* BEGIN *

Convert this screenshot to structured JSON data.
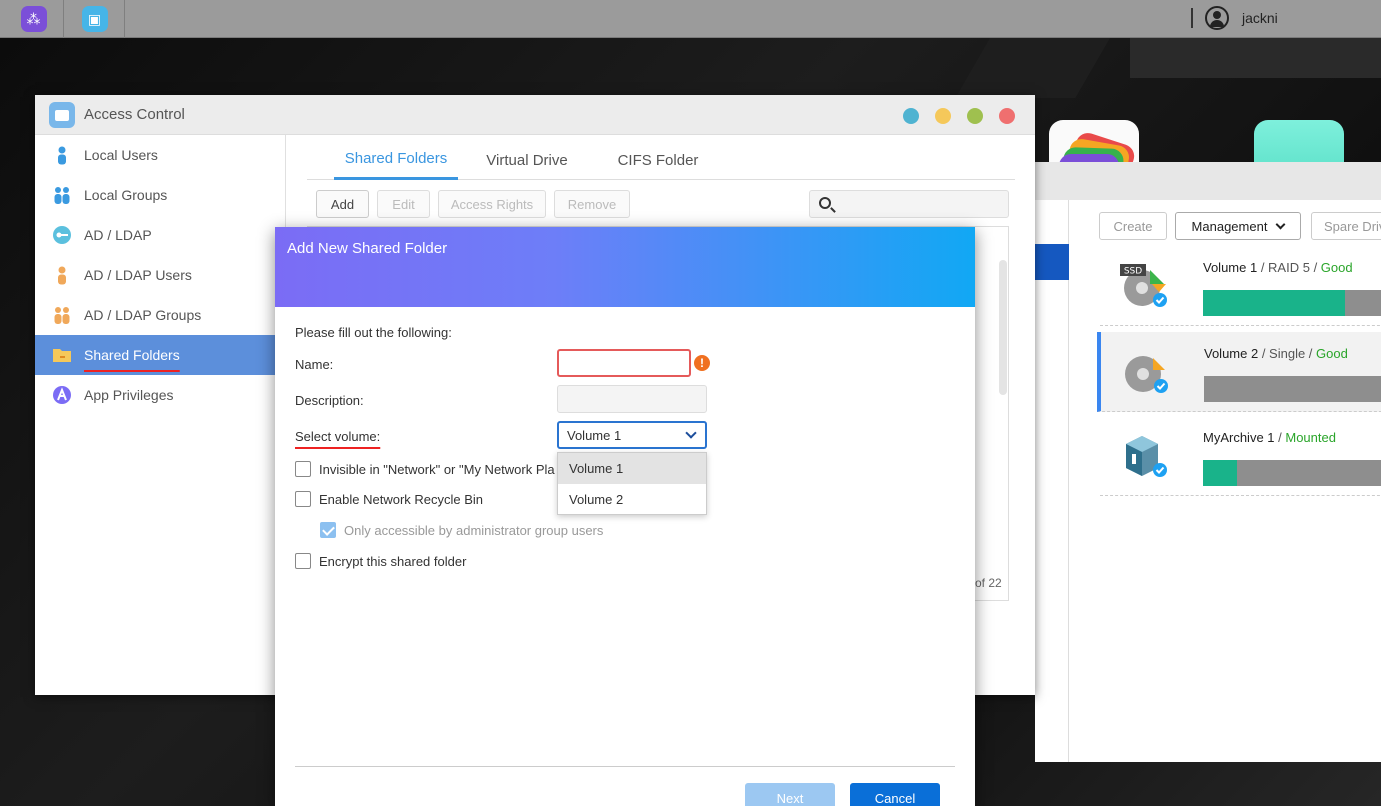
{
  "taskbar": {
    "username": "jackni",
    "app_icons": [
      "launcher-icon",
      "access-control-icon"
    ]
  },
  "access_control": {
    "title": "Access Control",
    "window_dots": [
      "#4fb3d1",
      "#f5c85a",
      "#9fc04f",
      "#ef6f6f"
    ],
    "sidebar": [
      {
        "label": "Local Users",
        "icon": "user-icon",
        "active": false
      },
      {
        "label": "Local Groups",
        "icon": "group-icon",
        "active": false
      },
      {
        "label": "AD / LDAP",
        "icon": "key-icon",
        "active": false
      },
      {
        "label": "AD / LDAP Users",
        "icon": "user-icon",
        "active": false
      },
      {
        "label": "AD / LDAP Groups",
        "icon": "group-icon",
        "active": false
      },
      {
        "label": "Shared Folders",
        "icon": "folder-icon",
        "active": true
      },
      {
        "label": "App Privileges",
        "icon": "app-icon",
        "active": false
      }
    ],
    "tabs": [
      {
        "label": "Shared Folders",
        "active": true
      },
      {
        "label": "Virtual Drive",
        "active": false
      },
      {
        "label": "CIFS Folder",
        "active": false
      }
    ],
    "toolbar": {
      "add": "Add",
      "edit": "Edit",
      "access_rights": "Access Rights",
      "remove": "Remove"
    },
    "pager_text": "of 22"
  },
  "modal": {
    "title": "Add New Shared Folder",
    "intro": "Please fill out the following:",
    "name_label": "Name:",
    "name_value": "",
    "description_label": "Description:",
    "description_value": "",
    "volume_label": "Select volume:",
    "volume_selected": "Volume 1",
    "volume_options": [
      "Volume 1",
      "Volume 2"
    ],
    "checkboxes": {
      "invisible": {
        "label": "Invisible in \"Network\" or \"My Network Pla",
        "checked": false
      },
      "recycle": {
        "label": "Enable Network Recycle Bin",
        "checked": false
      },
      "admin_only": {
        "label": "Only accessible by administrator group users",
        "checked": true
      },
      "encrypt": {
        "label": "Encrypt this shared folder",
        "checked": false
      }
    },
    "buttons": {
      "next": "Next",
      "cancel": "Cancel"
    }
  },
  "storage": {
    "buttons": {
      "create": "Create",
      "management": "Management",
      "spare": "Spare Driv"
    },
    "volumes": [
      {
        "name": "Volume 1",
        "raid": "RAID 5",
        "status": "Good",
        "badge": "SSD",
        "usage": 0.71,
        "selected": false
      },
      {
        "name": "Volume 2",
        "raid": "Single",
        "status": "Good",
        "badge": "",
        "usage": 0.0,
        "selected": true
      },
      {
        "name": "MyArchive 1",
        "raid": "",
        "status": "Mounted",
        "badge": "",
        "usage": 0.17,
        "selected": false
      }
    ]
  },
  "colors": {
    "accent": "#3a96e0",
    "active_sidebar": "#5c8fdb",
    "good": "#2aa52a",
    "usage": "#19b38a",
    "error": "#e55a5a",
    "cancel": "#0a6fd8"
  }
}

* END *

## WRITTEN EXERCISE
Reproduce the material word for word. Any pictures should be left out of the copy.

## FULL RESPONSE
Convert this screenshot to structured JSON data.
{
  "taskbar": {
    "username": "jackni",
    "app_icons": [
      "launcher-icon",
      "access-control-icon"
    ]
  },
  "access_control": {
    "title": "Access Control",
    "window_dots": [
      "#4fb3d1",
      "#f5c85a",
      "#9fc04f",
      "#ef6f6f"
    ],
    "sidebar": [
      {
        "label": "Local Users",
        "icon": "user-icon",
        "active": false
      },
      {
        "label": "Local Groups",
        "icon": "group-icon",
        "active": false
      },
      {
        "label": "AD / LDAP",
        "icon": "key-icon",
        "active": false
      },
      {
        "label": "AD / LDAP Users",
        "icon": "user-icon",
        "active": false
      },
      {
        "label": "AD / LDAP Groups",
        "icon": "group-icon",
        "active": false
      },
      {
        "label": "Shared Folders",
        "icon": "folder-icon",
        "active": true
      },
      {
        "label": "App Privileges",
        "icon": "app-icon",
        "active": false
      }
    ],
    "tabs": [
      {
        "label": "Shared Folders",
        "active": true
      },
      {
        "label": "Virtual Drive",
        "active": false
      },
      {
        "label": "CIFS Folder",
        "active": false
      }
    ],
    "toolbar": {
      "add": "Add",
      "edit": "Edit",
      "access_rights": "Access Rights",
      "remove": "Remove"
    },
    "pager_text": "of 22"
  },
  "modal": {
    "title": "Add New Shared Folder",
    "intro": "Please fill out the following:",
    "name_label": "Name:",
    "name_value": "",
    "description_label": "Description:",
    "description_value": "",
    "volume_label": "Select volume:",
    "volume_selected": "Volume 1",
    "volume_options": [
      "Volume 1",
      "Volume 2"
    ],
    "checkboxes": {
      "invisible": {
        "label": "Invisible in \"Network\" or \"My Network Pla",
        "checked": false
      },
      "recycle": {
        "label": "Enable Network Recycle Bin",
        "checked": false
      },
      "admin_only": {
        "label": "Only accessible by administrator group users",
        "checked": true
      },
      "encrypt": {
        "label": "Encrypt this shared folder",
        "checked": false
      }
    },
    "buttons": {
      "next": "Next",
      "cancel": "Cancel"
    }
  },
  "storage": {
    "buttons": {
      "create": "Create",
      "management": "Management",
      "spare": "Spare Driv"
    },
    "volumes": [
      {
        "name": "Volume 1",
        "raid": "RAID 5",
        "status": "Good",
        "badge": "SSD",
        "usage": 0.71,
        "selected": false
      },
      {
        "name": "Volume 2",
        "raid": "Single",
        "status": "Good",
        "badge": "",
        "usage": 0.0,
        "selected": true
      },
      {
        "name": "MyArchive 1",
        "raid": "",
        "status": "Mounted",
        "badge": "",
        "usage": 0.17,
        "selected": false
      }
    ]
  },
  "colors": {
    "accent": "#3a96e0",
    "active_sidebar": "#5c8fdb",
    "good": "#2aa52a",
    "usage": "#19b38a",
    "error": "#e55a5a",
    "cancel": "#0a6fd8"
  }
}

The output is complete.